» WHAT THE EXERCISE ASKS: Copy the entries below word for word, keeping every line as it appears.

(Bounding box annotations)
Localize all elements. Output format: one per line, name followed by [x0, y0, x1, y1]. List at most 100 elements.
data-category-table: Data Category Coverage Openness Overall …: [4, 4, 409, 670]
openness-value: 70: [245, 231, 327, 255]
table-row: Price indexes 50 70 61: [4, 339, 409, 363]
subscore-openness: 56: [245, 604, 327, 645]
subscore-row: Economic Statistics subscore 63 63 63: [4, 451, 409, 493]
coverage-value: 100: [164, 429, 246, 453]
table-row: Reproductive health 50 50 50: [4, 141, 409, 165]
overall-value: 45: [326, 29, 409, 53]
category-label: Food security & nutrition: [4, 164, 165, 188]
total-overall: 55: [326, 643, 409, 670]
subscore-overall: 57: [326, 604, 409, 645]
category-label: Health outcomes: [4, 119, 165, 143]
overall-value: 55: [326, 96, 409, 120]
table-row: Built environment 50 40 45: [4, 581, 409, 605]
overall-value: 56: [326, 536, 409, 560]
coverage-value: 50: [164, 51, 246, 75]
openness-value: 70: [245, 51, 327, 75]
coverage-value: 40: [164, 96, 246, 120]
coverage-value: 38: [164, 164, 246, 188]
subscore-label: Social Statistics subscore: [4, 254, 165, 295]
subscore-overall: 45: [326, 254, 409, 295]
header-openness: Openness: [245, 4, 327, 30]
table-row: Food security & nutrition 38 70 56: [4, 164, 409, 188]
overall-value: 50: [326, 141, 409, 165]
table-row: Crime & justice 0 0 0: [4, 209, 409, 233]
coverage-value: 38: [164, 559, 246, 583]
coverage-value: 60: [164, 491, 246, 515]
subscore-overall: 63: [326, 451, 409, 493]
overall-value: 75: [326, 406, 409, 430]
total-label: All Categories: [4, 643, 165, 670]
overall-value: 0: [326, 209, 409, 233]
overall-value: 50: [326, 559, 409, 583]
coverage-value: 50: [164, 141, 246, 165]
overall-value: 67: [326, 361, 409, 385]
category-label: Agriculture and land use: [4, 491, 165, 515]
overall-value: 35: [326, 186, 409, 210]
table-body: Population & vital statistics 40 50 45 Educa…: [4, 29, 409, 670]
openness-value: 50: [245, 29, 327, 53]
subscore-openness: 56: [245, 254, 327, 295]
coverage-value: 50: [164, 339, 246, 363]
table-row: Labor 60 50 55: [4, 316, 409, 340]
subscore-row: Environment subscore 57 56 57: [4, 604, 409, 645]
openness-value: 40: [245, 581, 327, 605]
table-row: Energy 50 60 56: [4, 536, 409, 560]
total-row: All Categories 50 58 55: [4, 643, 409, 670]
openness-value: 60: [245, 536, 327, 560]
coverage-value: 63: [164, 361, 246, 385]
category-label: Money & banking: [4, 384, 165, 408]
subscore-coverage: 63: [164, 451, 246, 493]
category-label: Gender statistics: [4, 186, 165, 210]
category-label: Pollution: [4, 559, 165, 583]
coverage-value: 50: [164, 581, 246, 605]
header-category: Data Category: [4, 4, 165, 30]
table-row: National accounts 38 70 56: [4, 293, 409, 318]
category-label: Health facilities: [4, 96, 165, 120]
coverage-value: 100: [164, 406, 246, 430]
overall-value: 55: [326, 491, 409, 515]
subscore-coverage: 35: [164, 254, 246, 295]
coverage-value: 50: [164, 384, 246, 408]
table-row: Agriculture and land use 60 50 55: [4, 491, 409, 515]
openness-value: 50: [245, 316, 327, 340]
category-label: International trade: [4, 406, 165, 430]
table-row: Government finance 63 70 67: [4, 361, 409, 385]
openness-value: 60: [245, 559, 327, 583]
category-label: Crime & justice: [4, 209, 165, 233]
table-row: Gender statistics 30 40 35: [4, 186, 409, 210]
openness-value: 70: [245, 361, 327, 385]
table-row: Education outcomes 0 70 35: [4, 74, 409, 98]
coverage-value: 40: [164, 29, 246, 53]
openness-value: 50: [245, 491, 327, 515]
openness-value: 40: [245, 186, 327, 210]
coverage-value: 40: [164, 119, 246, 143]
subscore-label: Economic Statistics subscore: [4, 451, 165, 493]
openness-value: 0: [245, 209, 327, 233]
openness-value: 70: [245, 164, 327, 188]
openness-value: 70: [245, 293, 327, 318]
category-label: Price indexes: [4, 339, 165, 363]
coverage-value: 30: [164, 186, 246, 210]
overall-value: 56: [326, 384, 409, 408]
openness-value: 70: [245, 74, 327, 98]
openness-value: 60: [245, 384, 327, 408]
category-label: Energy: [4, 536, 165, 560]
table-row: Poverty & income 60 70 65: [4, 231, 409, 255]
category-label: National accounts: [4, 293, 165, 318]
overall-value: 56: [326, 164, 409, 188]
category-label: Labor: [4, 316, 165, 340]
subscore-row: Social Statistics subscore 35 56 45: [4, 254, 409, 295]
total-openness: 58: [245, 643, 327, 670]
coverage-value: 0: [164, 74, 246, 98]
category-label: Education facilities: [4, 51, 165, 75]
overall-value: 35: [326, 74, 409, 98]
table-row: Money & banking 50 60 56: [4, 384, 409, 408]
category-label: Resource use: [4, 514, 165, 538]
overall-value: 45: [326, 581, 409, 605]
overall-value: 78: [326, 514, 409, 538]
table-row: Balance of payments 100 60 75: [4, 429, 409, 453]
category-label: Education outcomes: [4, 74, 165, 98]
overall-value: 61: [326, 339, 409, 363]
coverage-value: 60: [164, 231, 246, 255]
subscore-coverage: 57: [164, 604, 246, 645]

» EXERCISE SOLUTION:
Localize all elements. Output format: one per line, name followed by [x0, y0, x1, y1]. List at most 100 elements.
data-category-table: Data Category Coverage Openness Overall …: [4, 4, 409, 670]
openness-value: 70: [245, 231, 327, 255]
table-row: Price indexes 50 70 61: [4, 339, 409, 363]
subscore-openness: 56: [245, 604, 327, 645]
subscore-row: Economic Statistics subscore 63 63 63: [4, 451, 409, 493]
coverage-value: 100: [164, 429, 246, 453]
table-row: Reproductive health 50 50 50: [4, 141, 409, 165]
overall-value: 45: [326, 29, 409, 53]
category-label: Food security & nutrition: [4, 164, 165, 188]
total-overall: 55: [326, 643, 409, 670]
subscore-overall: 57: [326, 604, 409, 645]
category-label: Health outcomes: [4, 119, 165, 143]
overall-value: 55: [326, 96, 409, 120]
table-row: Built environment 50 40 45: [4, 581, 409, 605]
overall-value: 56: [326, 536, 409, 560]
coverage-value: 50: [164, 51, 246, 75]
openness-value: 70: [245, 51, 327, 75]
coverage-value: 40: [164, 96, 246, 120]
coverage-value: 38: [164, 164, 246, 188]
subscore-label: Social Statistics subscore: [4, 254, 165, 295]
subscore-overall: 45: [326, 254, 409, 295]
header-openness: Openness: [245, 4, 327, 30]
table-row: Food security & nutrition 38 70 56: [4, 164, 409, 188]
overall-value: 50: [326, 141, 409, 165]
table-row: Crime & justice 0 0 0: [4, 209, 409, 233]
coverage-value: 38: [164, 559, 246, 583]
coverage-value: 60: [164, 491, 246, 515]
subscore-overall: 63: [326, 451, 409, 493]
overall-value: 75: [326, 406, 409, 430]
total-label: All Categories: [4, 643, 165, 670]
overall-value: 0: [326, 209, 409, 233]
overall-value: 50: [326, 559, 409, 583]
coverage-value: 50: [164, 141, 246, 165]
overall-value: 67: [326, 361, 409, 385]
category-label: Agriculture and land use: [4, 491, 165, 515]
overall-value: 35: [326, 186, 409, 210]
table-body: Population & vital statistics 40 50 45 Educa…: [4, 29, 409, 670]
openness-value: 50: [245, 29, 327, 53]
subscore-openness: 56: [245, 254, 327, 295]
coverage-value: 50: [164, 339, 246, 363]
table-row: Labor 60 50 55: [4, 316, 409, 340]
subscore-row: Environment subscore 57 56 57: [4, 604, 409, 645]
openness-value: 40: [245, 581, 327, 605]
table-row: Energy 50 60 56: [4, 536, 409, 560]
total-row: All Categories 50 58 55: [4, 643, 409, 670]
openness-value: 60: [245, 536, 327, 560]
coverage-value: 63: [164, 361, 246, 385]
category-label: Money & banking: [4, 384, 165, 408]
subscore-coverage: 63: [164, 451, 246, 493]
category-label: Gender statistics: [4, 186, 165, 210]
category-label: Pollution: [4, 559, 165, 583]
coverage-value: 50: [164, 581, 246, 605]
header-category: Data Category: [4, 4, 165, 30]
table-row: National accounts 38 70 56: [4, 293, 409, 318]
category-label: Health facilities: [4, 96, 165, 120]
coverage-value: 100: [164, 406, 246, 430]
overall-value: 55: [326, 491, 409, 515]
subscore-coverage: 35: [164, 254, 246, 295]
coverage-value: 50: [164, 384, 246, 408]
table-row: Agriculture and land use 60 50 55: [4, 491, 409, 515]
openness-value: 50: [245, 316, 327, 340]
category-label: International trade: [4, 406, 165, 430]
table-row: Government finance 63 70 67: [4, 361, 409, 385]
openness-value: 60: [245, 559, 327, 583]
category-label: Crime & justice: [4, 209, 165, 233]
table-row: Gender statistics 30 40 35: [4, 186, 409, 210]
openness-value: 70: [245, 361, 327, 385]
table-row: Education outcomes 0 70 35: [4, 74, 409, 98]
coverage-value: 40: [164, 29, 246, 53]
openness-value: 50: [245, 491, 327, 515]
openness-value: 40: [245, 186, 327, 210]
coverage-value: 40: [164, 119, 246, 143]
subscore-label: Economic Statistics subscore: [4, 451, 165, 493]
openness-value: 0: [245, 209, 327, 233]
openness-value: 70: [245, 164, 327, 188]
openness-value: 70: [245, 293, 327, 318]
category-label: Price indexes: [4, 339, 165, 363]
coverage-value: 30: [164, 186, 246, 210]
overall-value: 56: [326, 384, 409, 408]
openness-value: 70: [245, 74, 327, 98]
openness-value: 60: [245, 384, 327, 408]
category-label: Energy: [4, 536, 165, 560]
table-row: Poverty & income 60 70 65: [4, 231, 409, 255]
category-label: National accounts: [4, 293, 165, 318]
overall-value: 56: [326, 164, 409, 188]
category-label: Labor: [4, 316, 165, 340]
subscore-row: Social Statistics subscore 35 56 45: [4, 254, 409, 295]
total-openness: 58: [245, 643, 327, 670]
coverage-value: 0: [164, 74, 246, 98]
category-label: Education facilities: [4, 51, 165, 75]
overall-value: 35: [326, 74, 409, 98]
table-row: Money & banking 50 60 56: [4, 384, 409, 408]
category-label: Resource use: [4, 514, 165, 538]
overall-value: 45: [326, 581, 409, 605]
overall-value: 78: [326, 514, 409, 538]
table-row: Balance of payments 100 60 75: [4, 429, 409, 453]
category-label: Education outcomes: [4, 74, 165, 98]
overall-value: 61: [326, 339, 409, 363]
coverage-value: 60: [164, 231, 246, 255]
subscore-coverage: 57: [164, 604, 246, 645]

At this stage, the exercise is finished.